Every entry should be repeated exactly. Omit the pictures.
******
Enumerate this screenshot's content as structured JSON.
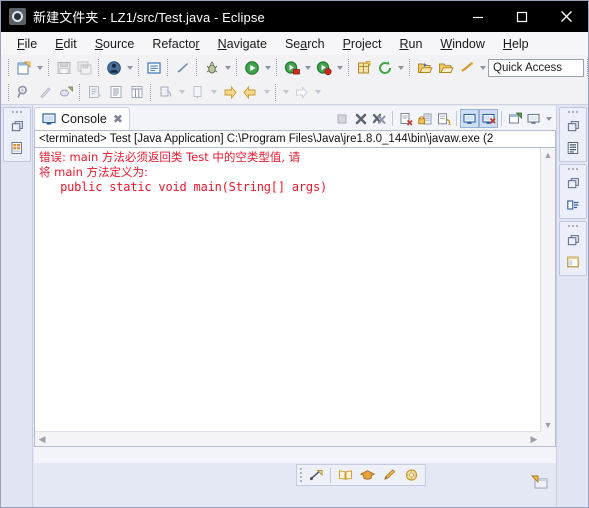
{
  "window": {
    "title": "新建文件夹 - LZ1/src/Test.java - Eclipse",
    "app_icon": "eclipse-icon",
    "minimize_label": "—",
    "maximize_label": "□",
    "close_label": "✕"
  },
  "menu": {
    "items": [
      {
        "mnemonic": "F",
        "rest": "ile"
      },
      {
        "mnemonic": "E",
        "rest": "dit"
      },
      {
        "mnemonic": "S",
        "rest": "ource"
      },
      {
        "mnemonic": "R",
        "rest": "efactor",
        "pre": "Refacto",
        "underline_last": true
      },
      {
        "mnemonic": "N",
        "rest": "avigate"
      },
      {
        "mnemonic": "S",
        "rest": "earch"
      },
      {
        "mnemonic": "P",
        "rest": "roject"
      },
      {
        "mnemonic": "R",
        "rest": "un"
      },
      {
        "mnemonic": "W",
        "rest": "indow"
      },
      {
        "mnemonic": "H",
        "rest": "elp"
      }
    ],
    "labels": [
      "File",
      "Edit",
      "Source",
      "Refactor",
      "Navigate",
      "Search",
      "Project",
      "Run",
      "Window",
      "Help"
    ]
  },
  "toolbar": {
    "row1": [
      "new-wizard-icon",
      "new-wizard-dropdown",
      "save-icon",
      "save-all-icon",
      "new-java-class-icon",
      "new-class-dropdown",
      "open-type-icon",
      "toggle-breadcrumb-icon",
      "debug-icon",
      "debug-dropdown",
      "run-icon",
      "run-dropdown",
      "run-external-tools-icon",
      "external-dropdown",
      "coverage-icon",
      "coverage-dropdown",
      "new-package-icon",
      "refresh-icon",
      "refresh-dropdown",
      "open-folder-icon",
      "open-project-icon",
      "skip-breakpoints-icon",
      "skip-dropdown"
    ],
    "row2": [
      "search-icon",
      "annotation-icon",
      "next-annotation-icon",
      "previous-edit-icon",
      "show-whitespace-icon",
      "column-icon",
      "link-icon",
      "link-dropdown",
      "pin-icon",
      "pin-dropdown",
      "forward-icon",
      "back-icon",
      "back-dropdown",
      "forward2-dropdown",
      "next-arrow-icon",
      "next-dropdown"
    ],
    "quick_access_placeholder": "Quick Access",
    "quick_access_value": "Quick Access",
    "perspective_buttons": [
      "open-perspective-icon",
      "java-ee-perspective-icon",
      "java-perspective-icon"
    ],
    "selected_perspective": "java-perspective-icon"
  },
  "console_view": {
    "tab": {
      "icon": "console-icon",
      "label": "Console",
      "close_icon": "close-tab-icon"
    },
    "tools": [
      {
        "name": "terminate-icon",
        "selected": false
      },
      {
        "name": "remove-launch-icon",
        "selected": false
      },
      {
        "name": "remove-all-terminated-icon",
        "selected": false
      },
      {
        "name": "clear-console-icon",
        "selected": false
      },
      {
        "name": "scroll-lock-icon",
        "selected": false
      },
      {
        "name": "word-wrap-icon",
        "selected": false
      },
      {
        "name": "show-console-on-output-icon",
        "selected": true
      },
      {
        "name": "show-console-on-error-icon",
        "selected": true
      },
      {
        "name": "pin-console-icon",
        "selected": false
      },
      {
        "name": "display-selected-console-icon",
        "selected": false
      },
      {
        "name": "open-console-dropdown",
        "selected": false
      }
    ],
    "terminated_line": "<terminated> Test [Java Application] C:\\Program Files\\Java\\jre1.8.0_144\\bin\\javaw.exe (2",
    "output_lines": [
      {
        "text": "错误: main 方法必须返回类 Test 中的空类型值, 请",
        "style": "cjk"
      },
      {
        "text": "将 main 方法定义为:",
        "style": "cjk"
      },
      {
        "text": "   public static void main(String[] args)",
        "style": "mono"
      }
    ],
    "text_color": "#e8172c",
    "scroll_up_icon": "scroll-up-arrow",
    "scroll_down_icon": "scroll-down-arrow",
    "scroll_left_icon": "scroll-left-arrow",
    "scroll_right_icon": "scroll-right-arrow"
  },
  "left_fastview": {
    "stacks": [
      {
        "grip": "fastview-grip",
        "buttons": [
          "restore-icon",
          "package-explorer-icon"
        ]
      }
    ]
  },
  "right_fastview": {
    "stacks": [
      {
        "grip": "fastview-grip",
        "buttons": [
          "restore-icon",
          "outline-icon"
        ]
      },
      {
        "grip": "fastview-grip",
        "buttons": [
          "restore-icon",
          "task-list-icon"
        ]
      },
      {
        "grip": "fastview-grip",
        "buttons": [
          "restore-icon",
          "properties-view-icon"
        ]
      }
    ]
  },
  "bottom_tray": {
    "items": [
      {
        "name": "restore-minimized-icon",
        "selected": false
      },
      {
        "name": "help-book-icon",
        "selected": false
      },
      {
        "name": "cheat-sheet-icon",
        "selected": false
      },
      {
        "name": "pencil-icon",
        "selected": false
      },
      {
        "name": "gear-wheel-icon",
        "selected": false
      }
    ],
    "corner_icon": "minimized-view-icon"
  },
  "colors": {
    "titlebar_bg": "#000000",
    "titlebar_fg": "#ffffff",
    "menubar_bg": "#f6f6f8",
    "toolbar_bg": "#f2f2f5",
    "workbench_bg": "#e1e5f3",
    "console_bg": "#ffffff",
    "error_text": "#e8172c",
    "selection_blue": "#cfdef2"
  }
}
******
SOLUTION FOR THIS PROBLEM:
Enumerate this screenshot's content as structured JSON.
{
  "window": {
    "title": "新建文件夹 - LZ1/src/Test.java - Eclipse",
    "app_icon": "eclipse-icon",
    "minimize_label": "—",
    "maximize_label": "□",
    "close_label": "✕"
  },
  "menu": {
    "items": [
      {
        "mnemonic": "F",
        "rest": "ile"
      },
      {
        "mnemonic": "E",
        "rest": "dit"
      },
      {
        "mnemonic": "S",
        "rest": "ource"
      },
      {
        "mnemonic": "R",
        "rest": "efactor",
        "pre": "Refacto",
        "underline_last": true
      },
      {
        "mnemonic": "N",
        "rest": "avigate"
      },
      {
        "mnemonic": "S",
        "rest": "earch"
      },
      {
        "mnemonic": "P",
        "rest": "roject"
      },
      {
        "mnemonic": "R",
        "rest": "un"
      },
      {
        "mnemonic": "W",
        "rest": "indow"
      },
      {
        "mnemonic": "H",
        "rest": "elp"
      }
    ],
    "labels": [
      "File",
      "Edit",
      "Source",
      "Refactor",
      "Navigate",
      "Search",
      "Project",
      "Run",
      "Window",
      "Help"
    ]
  },
  "toolbar": {
    "row1": [
      "new-wizard-icon",
      "new-wizard-dropdown",
      "save-icon",
      "save-all-icon",
      "new-java-class-icon",
      "new-class-dropdown",
      "open-type-icon",
      "toggle-breadcrumb-icon",
      "debug-icon",
      "debug-dropdown",
      "run-icon",
      "run-dropdown",
      "run-external-tools-icon",
      "external-dropdown",
      "coverage-icon",
      "coverage-dropdown",
      "new-package-icon",
      "refresh-icon",
      "refresh-dropdown",
      "open-folder-icon",
      "open-project-icon",
      "skip-breakpoints-icon",
      "skip-dropdown"
    ],
    "row2": [
      "search-icon",
      "annotation-icon",
      "next-annotation-icon",
      "previous-edit-icon",
      "show-whitespace-icon",
      "column-icon",
      "link-icon",
      "link-dropdown",
      "pin-icon",
      "pin-dropdown",
      "forward-icon",
      "back-icon",
      "back-dropdown",
      "forward2-dropdown",
      "next-arrow-icon",
      "next-dropdown"
    ],
    "quick_access_placeholder": "Quick Access",
    "quick_access_value": "Quick Access",
    "perspective_buttons": [
      "open-perspective-icon",
      "java-ee-perspective-icon",
      "java-perspective-icon"
    ],
    "selected_perspective": "java-perspective-icon"
  },
  "console_view": {
    "tab": {
      "icon": "console-icon",
      "label": "Console",
      "close_icon": "close-tab-icon"
    },
    "tools": [
      {
        "name": "terminate-icon",
        "selected": false
      },
      {
        "name": "remove-launch-icon",
        "selected": false
      },
      {
        "name": "remove-all-terminated-icon",
        "selected": false
      },
      {
        "name": "clear-console-icon",
        "selected": false
      },
      {
        "name": "scroll-lock-icon",
        "selected": false
      },
      {
        "name": "word-wrap-icon",
        "selected": false
      },
      {
        "name": "show-console-on-output-icon",
        "selected": true
      },
      {
        "name": "show-console-on-error-icon",
        "selected": true
      },
      {
        "name": "pin-console-icon",
        "selected": false
      },
      {
        "name": "display-selected-console-icon",
        "selected": false
      },
      {
        "name": "open-console-dropdown",
        "selected": false
      }
    ],
    "terminated_line": "<terminated> Test [Java Application] C:\\Program Files\\Java\\jre1.8.0_144\\bin\\javaw.exe (2",
    "output_lines": [
      {
        "text": "错误: main 方法必须返回类 Test 中的空类型值, 请",
        "style": "cjk"
      },
      {
        "text": "将 main 方法定义为:",
        "style": "cjk"
      },
      {
        "text": "   public static void main(String[] args)",
        "style": "mono"
      }
    ],
    "text_color": "#e8172c",
    "scroll_up_icon": "scroll-up-arrow",
    "scroll_down_icon": "scroll-down-arrow",
    "scroll_left_icon": "scroll-left-arrow",
    "scroll_right_icon": "scroll-right-arrow"
  },
  "left_fastview": {
    "stacks": [
      {
        "grip": "fastview-grip",
        "buttons": [
          "restore-icon",
          "package-explorer-icon"
        ]
      }
    ]
  },
  "right_fastview": {
    "stacks": [
      {
        "grip": "fastview-grip",
        "buttons": [
          "restore-icon",
          "outline-icon"
        ]
      },
      {
        "grip": "fastview-grip",
        "buttons": [
          "restore-icon",
          "task-list-icon"
        ]
      },
      {
        "grip": "fastview-grip",
        "buttons": [
          "restore-icon",
          "properties-view-icon"
        ]
      }
    ]
  },
  "bottom_tray": {
    "items": [
      {
        "name": "restore-minimized-icon",
        "selected": false
      },
      {
        "name": "help-book-icon",
        "selected": false
      },
      {
        "name": "cheat-sheet-icon",
        "selected": false
      },
      {
        "name": "pencil-icon",
        "selected": false
      },
      {
        "name": "gear-wheel-icon",
        "selected": false
      }
    ],
    "corner_icon": "minimized-view-icon"
  },
  "colors": {
    "titlebar_bg": "#000000",
    "titlebar_fg": "#ffffff",
    "menubar_bg": "#f6f6f8",
    "toolbar_bg": "#f2f2f5",
    "workbench_bg": "#e1e5f3",
    "console_bg": "#ffffff",
    "error_text": "#e8172c",
    "selection_blue": "#cfdef2"
  }
}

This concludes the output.